Entries with figure data
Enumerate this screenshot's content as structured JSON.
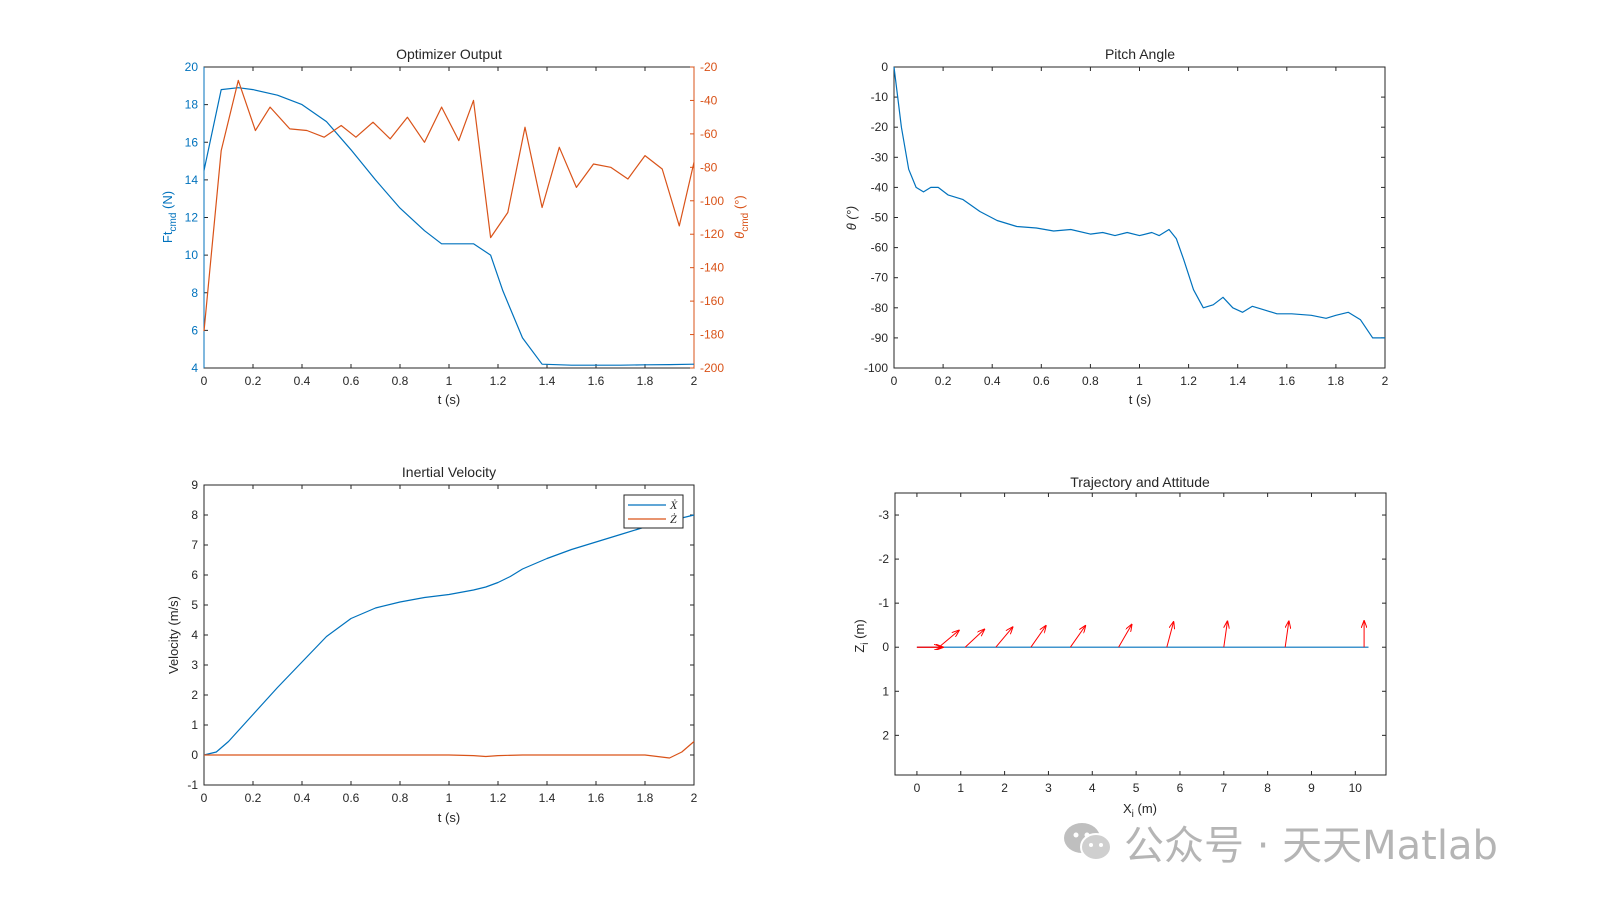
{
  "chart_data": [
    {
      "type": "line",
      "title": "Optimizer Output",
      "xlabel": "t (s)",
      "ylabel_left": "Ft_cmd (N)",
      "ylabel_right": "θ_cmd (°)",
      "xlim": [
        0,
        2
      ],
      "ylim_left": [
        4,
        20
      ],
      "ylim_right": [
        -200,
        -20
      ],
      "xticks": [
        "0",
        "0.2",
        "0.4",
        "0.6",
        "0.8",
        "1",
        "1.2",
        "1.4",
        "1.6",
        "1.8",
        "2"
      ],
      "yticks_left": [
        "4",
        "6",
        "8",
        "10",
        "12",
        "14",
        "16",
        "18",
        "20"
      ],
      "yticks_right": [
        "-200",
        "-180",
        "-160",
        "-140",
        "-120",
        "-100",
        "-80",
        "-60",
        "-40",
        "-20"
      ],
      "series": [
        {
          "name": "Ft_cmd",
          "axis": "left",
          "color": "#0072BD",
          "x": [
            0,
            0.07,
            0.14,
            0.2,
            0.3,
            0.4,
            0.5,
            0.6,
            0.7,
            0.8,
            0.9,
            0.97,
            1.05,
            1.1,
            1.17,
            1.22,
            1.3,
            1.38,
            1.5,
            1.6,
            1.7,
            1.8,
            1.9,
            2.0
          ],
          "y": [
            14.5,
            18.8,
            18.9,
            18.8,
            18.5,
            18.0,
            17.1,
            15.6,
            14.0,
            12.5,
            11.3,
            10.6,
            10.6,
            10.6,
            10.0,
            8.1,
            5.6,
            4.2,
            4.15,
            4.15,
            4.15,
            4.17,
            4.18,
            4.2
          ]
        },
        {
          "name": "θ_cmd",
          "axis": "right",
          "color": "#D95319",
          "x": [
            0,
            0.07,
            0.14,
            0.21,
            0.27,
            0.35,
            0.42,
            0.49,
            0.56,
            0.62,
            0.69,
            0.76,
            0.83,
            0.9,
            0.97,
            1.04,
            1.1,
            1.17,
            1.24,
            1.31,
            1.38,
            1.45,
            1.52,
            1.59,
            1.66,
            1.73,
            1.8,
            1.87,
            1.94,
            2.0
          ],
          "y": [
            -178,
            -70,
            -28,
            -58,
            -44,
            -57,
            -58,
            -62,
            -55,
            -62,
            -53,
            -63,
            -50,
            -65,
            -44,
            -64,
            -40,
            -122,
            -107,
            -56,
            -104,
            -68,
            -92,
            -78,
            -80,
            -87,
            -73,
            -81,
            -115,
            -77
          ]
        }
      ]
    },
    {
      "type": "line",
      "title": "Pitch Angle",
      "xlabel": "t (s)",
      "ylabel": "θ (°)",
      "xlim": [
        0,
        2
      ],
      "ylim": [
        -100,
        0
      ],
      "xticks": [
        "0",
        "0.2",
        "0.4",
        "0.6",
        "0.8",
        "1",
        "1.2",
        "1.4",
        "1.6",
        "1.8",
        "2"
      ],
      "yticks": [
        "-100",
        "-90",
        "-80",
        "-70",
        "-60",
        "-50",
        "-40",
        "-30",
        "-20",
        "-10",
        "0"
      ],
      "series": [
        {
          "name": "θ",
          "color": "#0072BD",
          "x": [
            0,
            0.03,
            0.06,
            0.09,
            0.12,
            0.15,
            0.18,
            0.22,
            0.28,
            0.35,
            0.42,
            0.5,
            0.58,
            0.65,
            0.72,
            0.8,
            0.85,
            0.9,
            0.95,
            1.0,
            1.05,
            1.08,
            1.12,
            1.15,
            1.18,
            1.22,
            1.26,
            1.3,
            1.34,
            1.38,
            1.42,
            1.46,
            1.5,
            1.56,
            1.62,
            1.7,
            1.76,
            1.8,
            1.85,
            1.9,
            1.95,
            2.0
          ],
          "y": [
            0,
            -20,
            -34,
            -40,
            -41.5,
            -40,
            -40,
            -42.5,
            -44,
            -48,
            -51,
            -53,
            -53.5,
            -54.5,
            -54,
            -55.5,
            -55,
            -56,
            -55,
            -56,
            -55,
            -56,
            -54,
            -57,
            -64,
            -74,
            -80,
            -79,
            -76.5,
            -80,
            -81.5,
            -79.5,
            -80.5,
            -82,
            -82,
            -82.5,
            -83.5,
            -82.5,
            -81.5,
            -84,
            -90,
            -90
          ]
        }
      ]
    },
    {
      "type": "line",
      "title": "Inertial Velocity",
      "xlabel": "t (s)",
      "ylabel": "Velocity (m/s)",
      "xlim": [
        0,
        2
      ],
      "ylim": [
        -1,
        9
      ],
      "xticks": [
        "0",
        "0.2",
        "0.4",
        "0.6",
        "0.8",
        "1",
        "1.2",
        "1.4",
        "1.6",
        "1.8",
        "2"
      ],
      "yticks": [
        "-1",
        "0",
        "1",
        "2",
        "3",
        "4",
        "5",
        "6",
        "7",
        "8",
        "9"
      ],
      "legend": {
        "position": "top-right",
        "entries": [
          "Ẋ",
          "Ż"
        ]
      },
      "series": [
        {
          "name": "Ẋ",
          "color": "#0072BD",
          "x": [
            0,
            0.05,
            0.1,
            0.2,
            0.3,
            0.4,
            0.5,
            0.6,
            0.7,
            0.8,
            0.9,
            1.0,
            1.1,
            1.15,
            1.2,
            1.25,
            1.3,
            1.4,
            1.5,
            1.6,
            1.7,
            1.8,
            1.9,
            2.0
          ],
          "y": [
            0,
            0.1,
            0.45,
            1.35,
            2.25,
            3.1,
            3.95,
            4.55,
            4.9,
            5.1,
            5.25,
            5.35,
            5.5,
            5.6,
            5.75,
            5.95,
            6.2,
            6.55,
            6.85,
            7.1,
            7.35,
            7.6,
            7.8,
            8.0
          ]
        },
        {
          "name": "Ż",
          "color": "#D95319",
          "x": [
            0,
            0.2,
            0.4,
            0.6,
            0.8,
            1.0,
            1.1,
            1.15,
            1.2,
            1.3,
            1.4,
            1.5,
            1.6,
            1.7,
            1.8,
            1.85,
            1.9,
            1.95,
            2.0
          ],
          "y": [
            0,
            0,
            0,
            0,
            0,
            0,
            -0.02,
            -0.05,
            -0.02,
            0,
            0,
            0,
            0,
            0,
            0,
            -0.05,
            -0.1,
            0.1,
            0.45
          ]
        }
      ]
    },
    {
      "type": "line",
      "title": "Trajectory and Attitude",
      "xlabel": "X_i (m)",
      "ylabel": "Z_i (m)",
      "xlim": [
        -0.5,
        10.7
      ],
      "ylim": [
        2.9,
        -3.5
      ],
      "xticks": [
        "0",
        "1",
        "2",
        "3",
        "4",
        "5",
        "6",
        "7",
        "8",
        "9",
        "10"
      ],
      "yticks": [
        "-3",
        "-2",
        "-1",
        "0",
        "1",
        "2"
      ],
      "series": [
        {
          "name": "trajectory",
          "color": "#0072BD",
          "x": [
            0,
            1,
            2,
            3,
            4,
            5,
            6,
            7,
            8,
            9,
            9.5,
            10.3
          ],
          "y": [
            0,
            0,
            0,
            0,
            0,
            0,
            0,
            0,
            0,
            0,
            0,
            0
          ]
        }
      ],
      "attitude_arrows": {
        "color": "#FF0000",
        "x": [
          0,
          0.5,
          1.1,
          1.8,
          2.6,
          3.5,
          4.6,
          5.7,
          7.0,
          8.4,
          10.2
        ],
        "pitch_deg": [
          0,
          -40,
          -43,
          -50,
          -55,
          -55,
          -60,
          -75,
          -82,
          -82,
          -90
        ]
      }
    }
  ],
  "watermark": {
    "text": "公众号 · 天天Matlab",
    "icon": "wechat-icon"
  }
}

...

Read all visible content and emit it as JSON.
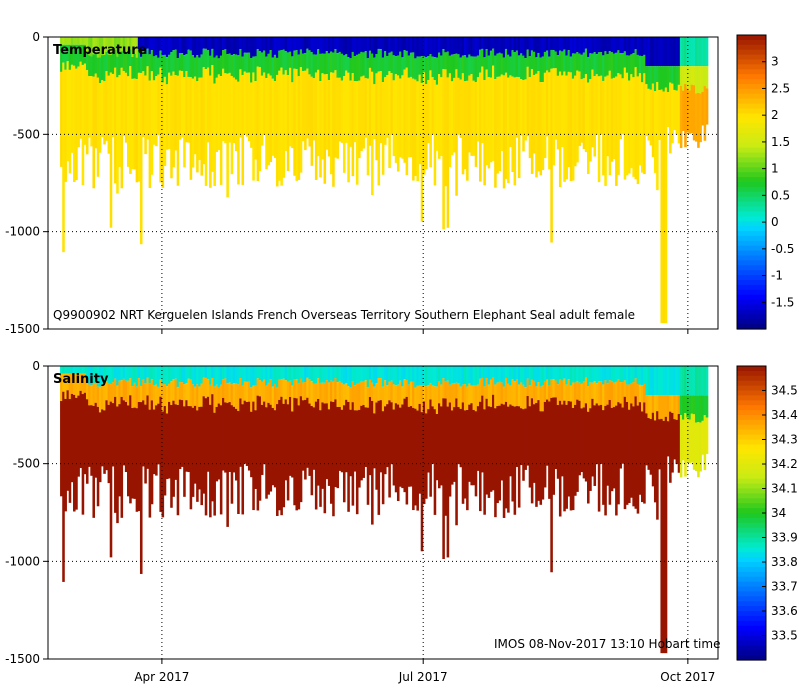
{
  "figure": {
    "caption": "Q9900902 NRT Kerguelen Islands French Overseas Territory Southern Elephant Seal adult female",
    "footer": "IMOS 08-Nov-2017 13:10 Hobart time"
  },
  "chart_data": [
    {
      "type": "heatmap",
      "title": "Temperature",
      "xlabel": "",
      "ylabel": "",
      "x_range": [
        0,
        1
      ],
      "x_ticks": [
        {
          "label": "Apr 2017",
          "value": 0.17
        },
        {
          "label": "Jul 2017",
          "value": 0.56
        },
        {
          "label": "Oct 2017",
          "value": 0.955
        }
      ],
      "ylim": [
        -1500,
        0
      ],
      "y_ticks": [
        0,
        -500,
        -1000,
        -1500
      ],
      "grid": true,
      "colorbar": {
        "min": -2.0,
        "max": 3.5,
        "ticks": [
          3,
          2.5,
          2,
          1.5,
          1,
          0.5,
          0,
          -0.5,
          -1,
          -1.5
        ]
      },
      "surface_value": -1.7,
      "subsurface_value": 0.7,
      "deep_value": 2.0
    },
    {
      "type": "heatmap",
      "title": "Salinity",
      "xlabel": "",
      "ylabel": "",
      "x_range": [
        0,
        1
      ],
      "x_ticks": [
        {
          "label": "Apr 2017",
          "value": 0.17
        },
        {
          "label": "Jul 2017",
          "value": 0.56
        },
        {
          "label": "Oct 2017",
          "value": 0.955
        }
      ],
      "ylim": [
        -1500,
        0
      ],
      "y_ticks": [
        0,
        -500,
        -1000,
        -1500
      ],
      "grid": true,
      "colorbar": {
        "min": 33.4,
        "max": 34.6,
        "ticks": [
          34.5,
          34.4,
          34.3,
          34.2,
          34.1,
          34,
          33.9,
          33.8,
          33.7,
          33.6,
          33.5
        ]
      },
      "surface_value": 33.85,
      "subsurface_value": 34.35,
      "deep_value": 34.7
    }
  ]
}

■ **PROBLEM DESCRIPTION**: Go over the records above and tally the lines with the word "title" in them. Give the number alone.

■ **WORKED ANSWER**: 6